(Data records):
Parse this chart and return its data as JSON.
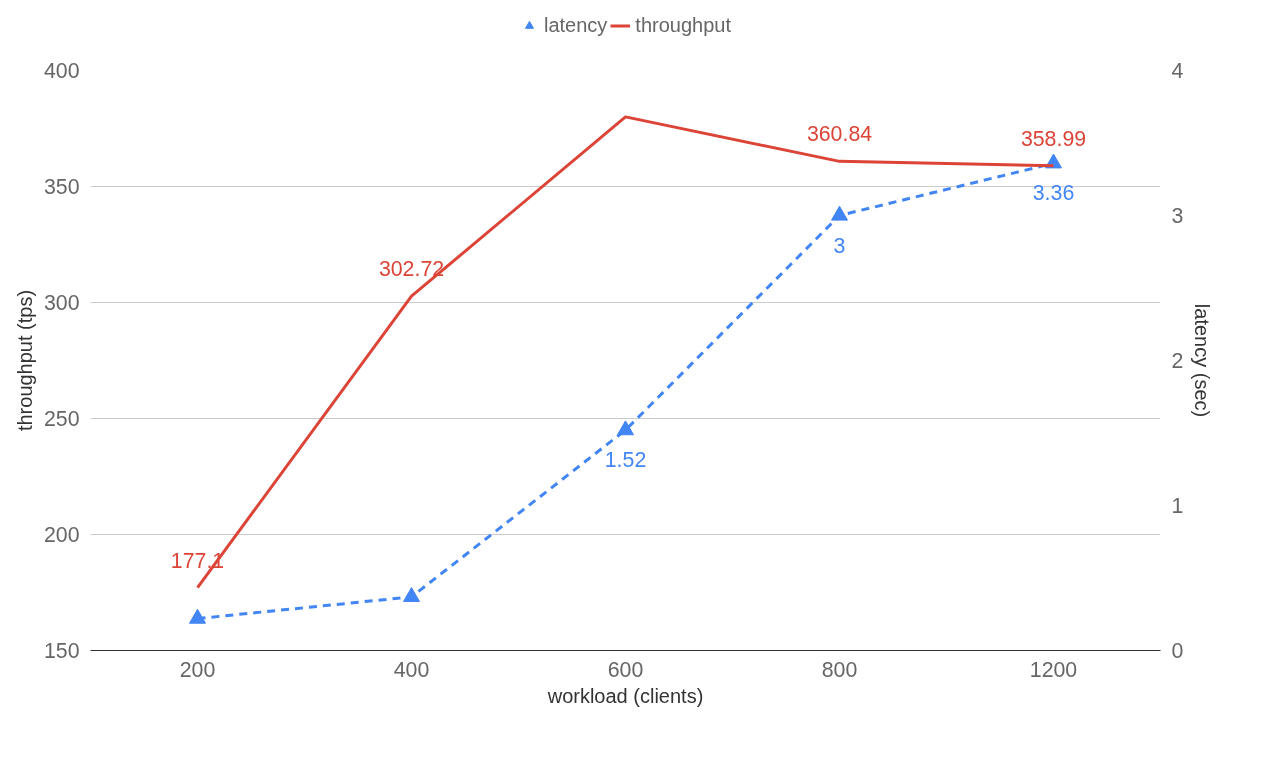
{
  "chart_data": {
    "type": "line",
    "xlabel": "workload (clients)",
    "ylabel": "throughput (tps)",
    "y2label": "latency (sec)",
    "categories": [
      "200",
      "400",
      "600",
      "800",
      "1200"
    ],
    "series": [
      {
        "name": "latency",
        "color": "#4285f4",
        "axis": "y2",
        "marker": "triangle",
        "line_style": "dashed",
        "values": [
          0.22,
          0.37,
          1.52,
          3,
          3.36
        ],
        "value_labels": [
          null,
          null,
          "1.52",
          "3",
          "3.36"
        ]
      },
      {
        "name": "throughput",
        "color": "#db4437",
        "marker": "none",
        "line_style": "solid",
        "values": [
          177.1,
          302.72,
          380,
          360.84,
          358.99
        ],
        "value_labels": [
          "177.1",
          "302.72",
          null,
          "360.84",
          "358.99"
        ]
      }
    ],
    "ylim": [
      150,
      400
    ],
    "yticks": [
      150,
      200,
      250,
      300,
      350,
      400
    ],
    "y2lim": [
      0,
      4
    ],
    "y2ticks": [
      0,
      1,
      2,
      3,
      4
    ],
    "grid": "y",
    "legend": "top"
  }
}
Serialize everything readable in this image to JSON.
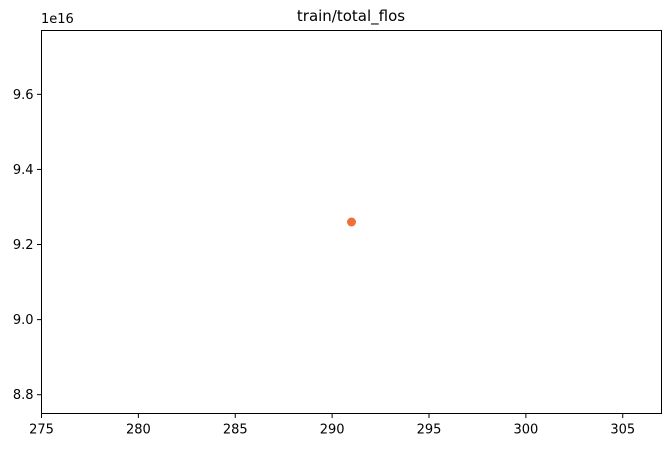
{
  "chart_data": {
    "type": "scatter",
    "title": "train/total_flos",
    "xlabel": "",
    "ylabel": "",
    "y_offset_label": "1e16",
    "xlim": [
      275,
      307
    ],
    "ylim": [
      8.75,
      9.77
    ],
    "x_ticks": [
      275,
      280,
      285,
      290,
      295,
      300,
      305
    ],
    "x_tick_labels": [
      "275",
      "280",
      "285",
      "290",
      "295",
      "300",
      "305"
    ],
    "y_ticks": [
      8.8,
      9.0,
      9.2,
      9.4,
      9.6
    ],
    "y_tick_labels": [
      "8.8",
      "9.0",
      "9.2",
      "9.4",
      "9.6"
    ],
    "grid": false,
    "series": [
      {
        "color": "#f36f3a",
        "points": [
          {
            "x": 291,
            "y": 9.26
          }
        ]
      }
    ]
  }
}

(Your task):
Only the number is needed: state how many lines in the listing contain "color".

(Solution):
3